TASK: Quote every line as written. Omit pictures.

AVAILABLE RECORDS:
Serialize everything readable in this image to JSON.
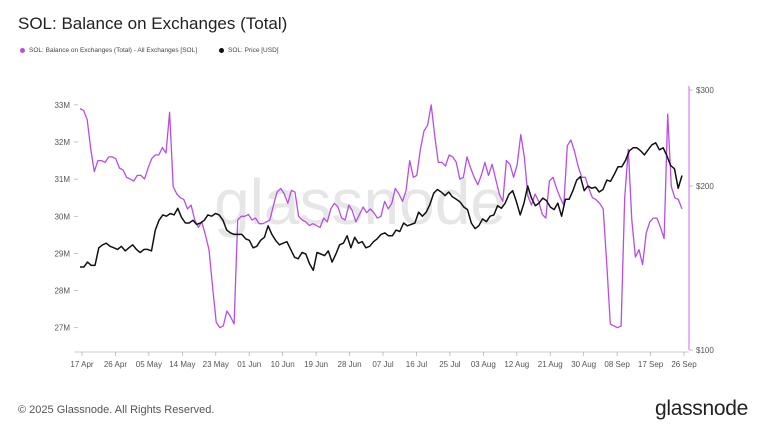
{
  "title": "SOL: Balance on Exchanges (Total)",
  "footer": "© 2025 Glassnode. All Rights Reserved.",
  "brand": "glassnode",
  "watermark": "glassnode",
  "colors": {
    "balance": "#b54ee6",
    "price": "#111111",
    "axis": "#c56cf0"
  },
  "chart_data": {
    "type": "line",
    "legend": [
      {
        "name": "SOL: Balance on Exchanges (Total) - All Exchanges [SOL]",
        "color": "#b54ee6"
      },
      {
        "name": "SOL: Price [USD]",
        "color": "#111111"
      }
    ],
    "x_tick_labels": [
      "17 Apr",
      "26 Apr",
      "05 May",
      "14 May",
      "23 May",
      "01 Jun",
      "10 Jun",
      "19 Jun",
      "28 Jun",
      "07 Jul",
      "16 Jul",
      "25 Jul",
      "03 Aug",
      "12 Aug",
      "21 Aug",
      "30 Aug",
      "08 Sep",
      "17 Sep",
      "26 Sep"
    ],
    "y_left": {
      "unit": "SOL",
      "ticks": [
        "27M",
        "28M",
        "29M",
        "30M",
        "31M",
        "32M",
        "33M"
      ],
      "range": [
        26.4,
        33.4
      ]
    },
    "y_right": {
      "unit": "USD",
      "scale": "log",
      "ticks": [
        "$100",
        "$200",
        "$300"
      ],
      "range": [
        100,
        300
      ]
    },
    "grid": false,
    "legend_position": "top-left",
    "series": [
      {
        "name": "SOL: Balance on Exchanges (Total) - All Exchanges [SOL]",
        "axis": "left",
        "values": [
          32.9,
          32.85,
          32.6,
          31.8,
          31.2,
          31.5,
          31.5,
          31.45,
          31.6,
          31.6,
          31.55,
          31.3,
          31.25,
          31.05,
          31.0,
          30.95,
          31.1,
          31.1,
          31.0,
          31.3,
          31.55,
          31.65,
          31.65,
          31.85,
          31.7,
          32.8,
          30.8,
          30.6,
          30.5,
          30.45,
          30.2,
          30.3,
          29.9,
          29.7,
          29.85,
          29.5,
          29.1,
          28.1,
          27.15,
          27.0,
          27.05,
          27.45,
          27.3,
          27.1,
          29.9,
          30.0,
          30.0,
          30.05,
          29.9,
          29.95,
          29.8,
          29.8,
          29.85,
          29.9,
          30.3,
          30.65,
          30.75,
          30.6,
          30.35,
          30.7,
          30.65,
          30.0,
          29.9,
          29.85,
          29.75,
          29.8,
          29.75,
          29.7,
          29.95,
          29.85,
          30.2,
          30.35,
          30.25,
          29.95,
          29.9,
          30.3,
          30.15,
          29.85,
          30.05,
          30.25,
          30.1,
          30.2,
          30.1,
          29.95,
          30.0,
          30.4,
          30.2,
          30.35,
          30.75,
          30.6,
          30.4,
          30.7,
          31.5,
          31.05,
          31.1,
          31.8,
          32.3,
          32.45,
          33.0,
          32.15,
          31.45,
          31.45,
          31.35,
          31.65,
          31.6,
          31.45,
          31.0,
          31.05,
          31.6,
          31.3,
          31.05,
          30.85,
          31.1,
          31.45,
          31.1,
          31.4,
          31.0,
          30.6,
          30.4,
          31.5,
          31.4,
          31.05,
          31.4,
          32.2,
          31.6,
          30.55,
          30.3,
          30.6,
          30.4,
          30.05,
          29.95,
          30.95,
          31.05,
          30.75,
          30.5,
          30.3,
          31.9,
          32.05,
          31.75,
          31.35,
          31.05,
          31.05,
          30.75,
          30.5,
          30.45,
          30.35,
          30.2,
          28.7,
          27.1,
          27.05,
          27.0,
          27.05,
          30.5,
          31.8,
          29.9,
          28.9,
          29.1,
          28.7,
          29.55,
          29.85,
          29.95,
          29.95,
          29.7,
          29.4,
          32.75,
          30.8,
          30.5,
          30.45,
          30.2
        ]
      },
      {
        "name": "SOL: Price [USD]",
        "axis": "right",
        "values": [
          142,
          142,
          145,
          143,
          143,
          154,
          156,
          157,
          155,
          154,
          153,
          155,
          152,
          154,
          156,
          153,
          151,
          153,
          153,
          152,
          166,
          173,
          177,
          176,
          178,
          177,
          182,
          175,
          171,
          171,
          173,
          170,
          171,
          173,
          177,
          176,
          178,
          177,
          173,
          166,
          164,
          163,
          163,
          163,
          160,
          159,
          154,
          155,
          159,
          161,
          169,
          163,
          159,
          156,
          157,
          158,
          153,
          148,
          147,
          151,
          150,
          144,
          140,
          151,
          150,
          149,
          152,
          145,
          150,
          156,
          157,
          162,
          154,
          161,
          157,
          158,
          154,
          155,
          158,
          160,
          163,
          164,
          162,
          162,
          166,
          165,
          171,
          169,
          170,
          171,
          179,
          176,
          179,
          185,
          194,
          197,
          195,
          192,
          195,
          191,
          189,
          187,
          183,
          181,
          171,
          167,
          169,
          174,
          172,
          176,
          177,
          184,
          182,
          186,
          193,
          196,
          187,
          177,
          186,
          200,
          190,
          184,
          186,
          190,
          188,
          183,
          181,
          186,
          176,
          189,
          189,
          196,
          205,
          208,
          196,
          200,
          198,
          199,
          195,
          197,
          205,
          204,
          210,
          217,
          217,
          223,
          232,
          235,
          235,
          232,
          228,
          233,
          238,
          240,
          233,
          235,
          227,
          218,
          215,
          198,
          209
        ]
      }
    ]
  }
}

RESPONSE TO THE TASK:
Serialize everything readable in this image to JSON.
{
  "title": "SOL: Balance on Exchanges (Total)",
  "footer": "© 2025 Glassnode. All Rights Reserved.",
  "brand": "glassnode",
  "watermark": "glassnode",
  "colors": {
    "balance": "#b54ee6",
    "price": "#111111",
    "axis": "#c56cf0"
  },
  "chart_data": {
    "type": "line",
    "legend": [
      {
        "name": "SOL: Balance on Exchanges (Total) - All Exchanges [SOL]",
        "color": "#b54ee6"
      },
      {
        "name": "SOL: Price [USD]",
        "color": "#111111"
      }
    ],
    "x_tick_labels": [
      "17 Apr",
      "26 Apr",
      "05 May",
      "14 May",
      "23 May",
      "01 Jun",
      "10 Jun",
      "19 Jun",
      "28 Jun",
      "07 Jul",
      "16 Jul",
      "25 Jul",
      "03 Aug",
      "12 Aug",
      "21 Aug",
      "30 Aug",
      "08 Sep",
      "17 Sep",
      "26 Sep"
    ],
    "y_left": {
      "unit": "SOL",
      "ticks": [
        "27M",
        "28M",
        "29M",
        "30M",
        "31M",
        "32M",
        "33M"
      ],
      "range": [
        26.4,
        33.4
      ]
    },
    "y_right": {
      "unit": "USD",
      "scale": "log",
      "ticks": [
        "$100",
        "$200",
        "$300"
      ],
      "range": [
        100,
        300
      ]
    },
    "grid": false,
    "legend_position": "top-left",
    "series": [
      {
        "name": "SOL: Balance on Exchanges (Total) - All Exchanges [SOL]",
        "axis": "left",
        "values": [
          32.9,
          32.85,
          32.6,
          31.8,
          31.2,
          31.5,
          31.5,
          31.45,
          31.6,
          31.6,
          31.55,
          31.3,
          31.25,
          31.05,
          31.0,
          30.95,
          31.1,
          31.1,
          31.0,
          31.3,
          31.55,
          31.65,
          31.65,
          31.85,
          31.7,
          32.8,
          30.8,
          30.6,
          30.5,
          30.45,
          30.2,
          30.3,
          29.9,
          29.7,
          29.85,
          29.5,
          29.1,
          28.1,
          27.15,
          27.0,
          27.05,
          27.45,
          27.3,
          27.1,
          29.9,
          30.0,
          30.0,
          30.05,
          29.9,
          29.95,
          29.8,
          29.8,
          29.85,
          29.9,
          30.3,
          30.65,
          30.75,
          30.6,
          30.35,
          30.7,
          30.65,
          30.0,
          29.9,
          29.85,
          29.75,
          29.8,
          29.75,
          29.7,
          29.95,
          29.85,
          30.2,
          30.35,
          30.25,
          29.95,
          29.9,
          30.3,
          30.15,
          29.85,
          30.05,
          30.25,
          30.1,
          30.2,
          30.1,
          29.95,
          30.0,
          30.4,
          30.2,
          30.35,
          30.75,
          30.6,
          30.4,
          30.7,
          31.5,
          31.05,
          31.1,
          31.8,
          32.3,
          32.45,
          33.0,
          32.15,
          31.45,
          31.45,
          31.35,
          31.65,
          31.6,
          31.45,
          31.0,
          31.05,
          31.6,
          31.3,
          31.05,
          30.85,
          31.1,
          31.45,
          31.1,
          31.4,
          31.0,
          30.6,
          30.4,
          31.5,
          31.4,
          31.05,
          31.4,
          32.2,
          31.6,
          30.55,
          30.3,
          30.6,
          30.4,
          30.05,
          29.95,
          30.95,
          31.05,
          30.75,
          30.5,
          30.3,
          31.9,
          32.05,
          31.75,
          31.35,
          31.05,
          31.05,
          30.75,
          30.5,
          30.45,
          30.35,
          30.2,
          28.7,
          27.1,
          27.05,
          27.0,
          27.05,
          30.5,
          31.8,
          29.9,
          28.9,
          29.1,
          28.7,
          29.55,
          29.85,
          29.95,
          29.95,
          29.7,
          29.4,
          32.75,
          30.8,
          30.5,
          30.45,
          30.2
        ]
      },
      {
        "name": "SOL: Price [USD]",
        "axis": "right",
        "values": [
          142,
          142,
          145,
          143,
          143,
          154,
          156,
          157,
          155,
          154,
          153,
          155,
          152,
          154,
          156,
          153,
          151,
          153,
          153,
          152,
          166,
          173,
          177,
          176,
          178,
          177,
          182,
          175,
          171,
          171,
          173,
          170,
          171,
          173,
          177,
          176,
          178,
          177,
          173,
          166,
          164,
          163,
          163,
          163,
          160,
          159,
          154,
          155,
          159,
          161,
          169,
          163,
          159,
          156,
          157,
          158,
          153,
          148,
          147,
          151,
          150,
          144,
          140,
          151,
          150,
          149,
          152,
          145,
          150,
          156,
          157,
          162,
          154,
          161,
          157,
          158,
          154,
          155,
          158,
          160,
          163,
          164,
          162,
          162,
          166,
          165,
          171,
          169,
          170,
          171,
          179,
          176,
          179,
          185,
          194,
          197,
          195,
          192,
          195,
          191,
          189,
          187,
          183,
          181,
          171,
          167,
          169,
          174,
          172,
          176,
          177,
          184,
          182,
          186,
          193,
          196,
          187,
          177,
          186,
          200,
          190,
          184,
          186,
          190,
          188,
          183,
          181,
          186,
          176,
          189,
          189,
          196,
          205,
          208,
          196,
          200,
          198,
          199,
          195,
          197,
          205,
          204,
          210,
          217,
          217,
          223,
          232,
          235,
          235,
          232,
          228,
          233,
          238,
          240,
          233,
          235,
          227,
          218,
          215,
          198,
          209
        ]
      }
    ]
  }
}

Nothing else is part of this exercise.